D博士發明了一個新武器,要對它進行威力測試。可以威力測試的條件是圓形炮筒兩端發出的射線構成無限長的圓柱,若有兩個圓柱相交後相切,則可以測試,輸出“Lucky”否則輸出圓柱間的最短距離。

算法思想:

計算幾何問題,將圓柱的中軸線為參考線,利用空間兩條直線的距離公式

|AB*n|/|n|,AB代表兩條中軸線的兩點構成的向量,這裡是兩個圓的圓心連線形成的向量。

n代表法線向量,即公垂線所在的向量。n向量可以通過兩圓的垂線的叉積得到。


AB*n為AB與n的內積。

 

代碼:

 

#include <iostream>
#include <cstdio>
#include <cmath>
using namespace std;
struct node
{
    double x,y,z;
    double a_x,a_y,a_z;
    double b_x,b_y,b_z;
    double n_x,n_y,n_z;
    double r;
} Cir[40];

double fa_x,fa_y,fa_z,AB_x,AB_y,AB_z;
const double MAX=1e9;
double getDist(node A,node B)
{
    double len_fa,len_she;

    //法向量
    fa_x=A.n_y*B.n_z-A.n_z*B.n_y;
    fa_y=-A.n_x*B.n_z+A.n_z*B.n_x;
    fa_z=A.n_x*B.n_y-A.n_y*B.n_x;
    len_fa=sqrt(fa_x*fa_x+fa_y*fa_y+fa_z*fa_z);

    //AB向量
    AB_x=A.x-B.x;
    AB_y=A.y-B.y;
    AB_z=A.z-B.z;
    len_she=fabs(AB_x*fa_x+AB_y*fa_y+AB_z*fa_z);

    return len_she/len_fa;
}
int main()
{
    int t,n,i;
    cin>>t;
    while(t--)
    {
        cin>>n;
        for(i=0;i<n;++i)

## 擷取資料
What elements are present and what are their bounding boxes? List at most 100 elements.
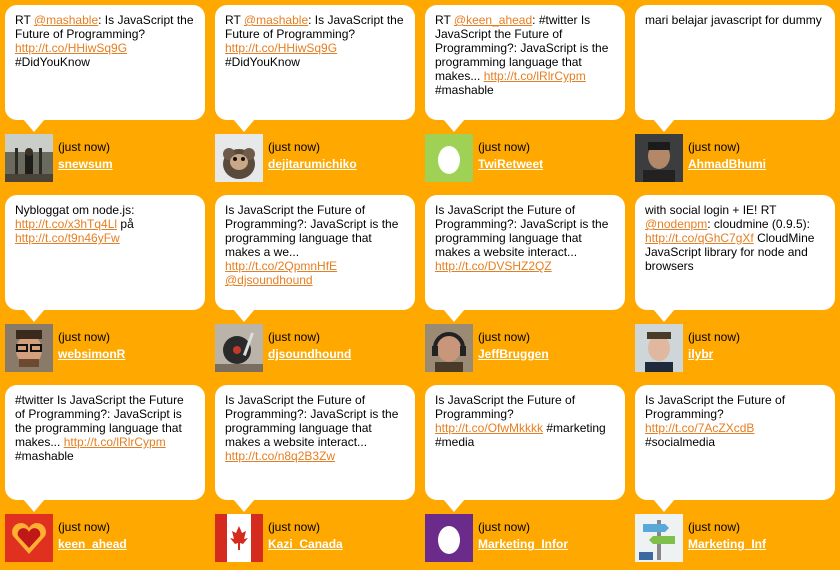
tweet-text-segment: #mashable xyxy=(15,449,74,463)
bubble-tail xyxy=(23,309,45,322)
avatar[interactable] xyxy=(215,134,263,182)
bubble-tail xyxy=(233,499,255,512)
tweet-link[interactable]: http://t.co/2QpmnHfE xyxy=(225,259,337,273)
tweet-link[interactable]: @nodenpm xyxy=(645,217,707,231)
tweet-text-segment: Is JavaScript the Future of Programming? xyxy=(645,393,786,421)
tweet-text-segment: RT xyxy=(15,13,34,27)
tweet-time: (just now) xyxy=(268,520,321,534)
username-link[interactable]: Marketing_Infor xyxy=(478,537,568,551)
avatar[interactable] xyxy=(635,324,683,372)
tweet-card: #twitter Is JavaScript the Future of Pro… xyxy=(5,385,205,570)
tweet-text-segment: #DidYouKnow xyxy=(15,55,90,69)
tweet-bubble: RT @mashable: Is JavaScript the Future o… xyxy=(5,5,205,120)
tweet-link[interactable]: http://t.co/HHiwSq9G xyxy=(225,41,337,55)
tweet-link[interactable]: http://t.co/x3hTq4Ll xyxy=(15,217,117,231)
tweet-bubble: #twitter Is JavaScript the Future of Pro… xyxy=(5,385,205,500)
avatar[interactable] xyxy=(5,134,53,182)
username-link[interactable]: Marketing_Inf xyxy=(688,537,766,551)
tweet-text: with social login + IE! RT @nodenpm: clo… xyxy=(645,203,825,273)
tweet-text-segment: mari belajar javascript for dummy xyxy=(645,13,822,27)
bubble-tail xyxy=(23,499,45,512)
tweet-card: RT @mashable: Is JavaScript the Future o… xyxy=(5,5,205,190)
tweet-card: RT @keen_ahead: #twitter Is JavaScript t… xyxy=(425,5,625,190)
username-link[interactable]: TwiRetweet xyxy=(478,157,543,171)
tweet-bubble: RT @mashable: Is JavaScript the Future o… xyxy=(215,5,415,120)
tweet-link[interactable]: @djsoundhound xyxy=(225,273,313,287)
username-link[interactable]: AhmadBhumi xyxy=(688,157,766,171)
tweet-meta: (just now) Marketing_Inf xyxy=(635,514,835,564)
username-link[interactable]: snewsum xyxy=(58,157,113,171)
username-link[interactable]: ilybr xyxy=(688,347,713,361)
tweet-time: (just now) xyxy=(478,330,531,344)
tweet-time: (just now) xyxy=(688,330,741,344)
tweet-link[interactable]: http://t.co/lRlrCypm xyxy=(484,69,586,83)
tweet-time: (just now) xyxy=(58,520,111,534)
tweet-card: with social login + IE! RT @nodenpm: clo… xyxy=(635,195,835,380)
avatar[interactable] xyxy=(635,514,683,562)
tweet-text: Is JavaScript the Future of Programming?… xyxy=(645,393,825,449)
bubble-tail xyxy=(653,499,675,512)
tweet-link[interactable]: http://t.co/OfwMkkkk xyxy=(435,421,543,435)
bridge-photo-avatar xyxy=(5,134,53,182)
username-link[interactable]: djsoundhound xyxy=(268,347,351,361)
avatar[interactable] xyxy=(425,514,473,562)
tweet-meta: (just now) keen_ahead xyxy=(5,514,205,564)
tweet-link[interactable]: http://t.co/t9n46yFw xyxy=(15,231,120,245)
username-link[interactable]: Kazi_Canada xyxy=(268,537,343,551)
username-link[interactable]: websimonR xyxy=(58,347,125,361)
tweet-card: Is JavaScript the Future of Programming?… xyxy=(425,195,625,380)
tweet-link[interactable]: @mashable xyxy=(34,13,98,27)
tweet-meta: (just now) djsoundhound xyxy=(215,324,415,374)
tweet-text-segment: #DidYouKnow xyxy=(225,55,300,69)
bubble-tail xyxy=(233,119,255,132)
tweet-text: Nybloggat om node.js: http://t.co/x3hTq4… xyxy=(15,203,195,245)
tweet-link[interactable]: http://t.co/n8q2B3Zw xyxy=(225,449,335,463)
tweet-link[interactable]: @keen_ahead xyxy=(454,13,532,27)
avatar[interactable] xyxy=(5,514,53,562)
tweet-card: Is JavaScript the Future of Programming?… xyxy=(635,385,835,570)
bubble-tail xyxy=(443,309,465,322)
purple-egg-avatar xyxy=(425,514,473,562)
tweet-link[interactable]: http://t.co/DVSHZ2QZ xyxy=(435,259,552,273)
avatar[interactable] xyxy=(425,324,473,372)
tweet-text: Is JavaScript the Future of Programming?… xyxy=(225,393,405,463)
bubble-tail xyxy=(443,119,465,132)
username-link[interactable]: JeffBruggen xyxy=(478,347,549,361)
tweet-meta: (just now) websimonR xyxy=(5,324,205,374)
tweet-text-segment: Nybloggat om node.js: xyxy=(15,203,135,217)
tweet-bubble: Is JavaScript the Future of Programming?… xyxy=(215,385,415,500)
canada-flag-avatar xyxy=(215,514,263,562)
tweet-link[interactable]: @mashable xyxy=(244,13,308,27)
tweet-text-segment: RT xyxy=(225,13,244,27)
tweet-text-segment: Is JavaScript the Future of Programming?… xyxy=(435,203,609,259)
tweet-link[interactable]: http://t.co/lRlrCypm xyxy=(64,435,166,449)
tweet-text-segment: RT xyxy=(435,13,454,27)
tweet-text-segment: with social login + IE! RT xyxy=(645,203,777,217)
tweet-bubble: mari belajar javascript for dummy xyxy=(635,5,835,120)
tweet-meta: (just now) ilybr xyxy=(635,324,835,374)
tweet-text: RT @mashable: Is JavaScript the Future o… xyxy=(15,13,195,69)
avatar[interactable] xyxy=(5,324,53,372)
username-link[interactable]: dejitarumichiko xyxy=(268,157,357,171)
tweet-link[interactable]: http://t.co/7AcZXcdB xyxy=(645,421,754,435)
tweet-text: RT @keen_ahead: #twitter Is JavaScript t… xyxy=(435,13,615,97)
tweet-bubble: with social login + IE! RT @nodenpm: clo… xyxy=(635,195,835,310)
tweet-link[interactable]: http://t.co/qGhC7gXf xyxy=(645,231,754,245)
tweet-text-segment: på xyxy=(117,217,134,231)
avatar[interactable] xyxy=(425,134,473,182)
tweet-link[interactable]: http://t.co/HHiwSq9G xyxy=(15,41,127,55)
tweet-bubble: RT @keen_ahead: #twitter Is JavaScript t… xyxy=(425,5,625,120)
man-headphones-avatar xyxy=(425,324,473,372)
avatar[interactable] xyxy=(215,324,263,372)
tweet-card: Is JavaScript the Future of Programming?… xyxy=(215,385,415,570)
tweet-meta: (just now) JeffBruggen xyxy=(425,324,625,374)
tweet-meta: (just now) dejitarumichiko xyxy=(215,134,415,184)
avatar[interactable] xyxy=(215,514,263,562)
tweet-text-segment: Is JavaScript the Future of Programming?… xyxy=(225,203,399,259)
tweet-time: (just now) xyxy=(268,330,321,344)
username-link[interactable]: keen_ahead xyxy=(58,537,127,551)
tweet-card: Is JavaScript the Future of Programming?… xyxy=(425,385,625,570)
avatar[interactable] xyxy=(635,134,683,182)
tweet-bubble: Is JavaScript the Future of Programming?… xyxy=(425,195,625,310)
heart-avatar xyxy=(5,514,53,562)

## 任務說明
把上面那段講圓柱間最短距離的文段完整引用一遍,一字不改。

## 練習答案
D博士發明了一個新武器,要對它進行威力測試。可以威力測試的條件是圓形炮筒兩端發出的射線構成無限長的圓柱,若有兩個圓柱相交後相切,則可以測試,輸出“Lucky”否則輸出圓柱間的最短距離。

算法思想:

計算幾何問題,將圓柱的中軸線為參考線,利用空間兩條直線的距離公式

|AB*n|/|n|,AB代表兩條中軸線的兩點構成的向量,這裡是兩個圓的圓心連線形成的向量。

n代表法線向量,即公垂線所在的向量。n向量可以通過兩圓的垂線的叉積得到。


AB*n為AB與n的內積。

 

代碼:

 

#include <iostream>
#include <cstdio>
#include <cmath>
using namespace std;
struct node
{
    double x,y,z;
    double a_x,a_y,a_z;
    double b_x,b_y,b_z;
    double n_x,n_y,n_z;
    double r;
} Cir[40];

double fa_x,fa_y,fa_z,AB_x,AB_y,AB_z;
const double MAX=1e9;
double getDist(node A,node B)
{
    double len_fa,len_she;

    //法向量
    fa_x=A.n_y*B.n_z-A.n_z*B.n_y;
    fa_y=-A.n_x*B.n_z+A.n_z*B.n_x;
    fa_z=A.n_x*B.n_y-A.n_y*B.n_x;
    len_fa=sqrt(fa_x*fa_x+fa_y*fa_y+fa_z*fa_z);

    //AB向量
    AB_x=A.x-B.x;
    AB_y=A.y-B.y;
    AB_z=A.z-B.z;
    len_she=fabs(AB_x*fa_x+AB_y*fa_y+AB_z*fa_z);

    return len_she/len_fa;
}
int main()
{
    int t,n,i;
    cin>>t;
    while(t--)
    {
        cin>>n;
        for(i=0;i<n;++i)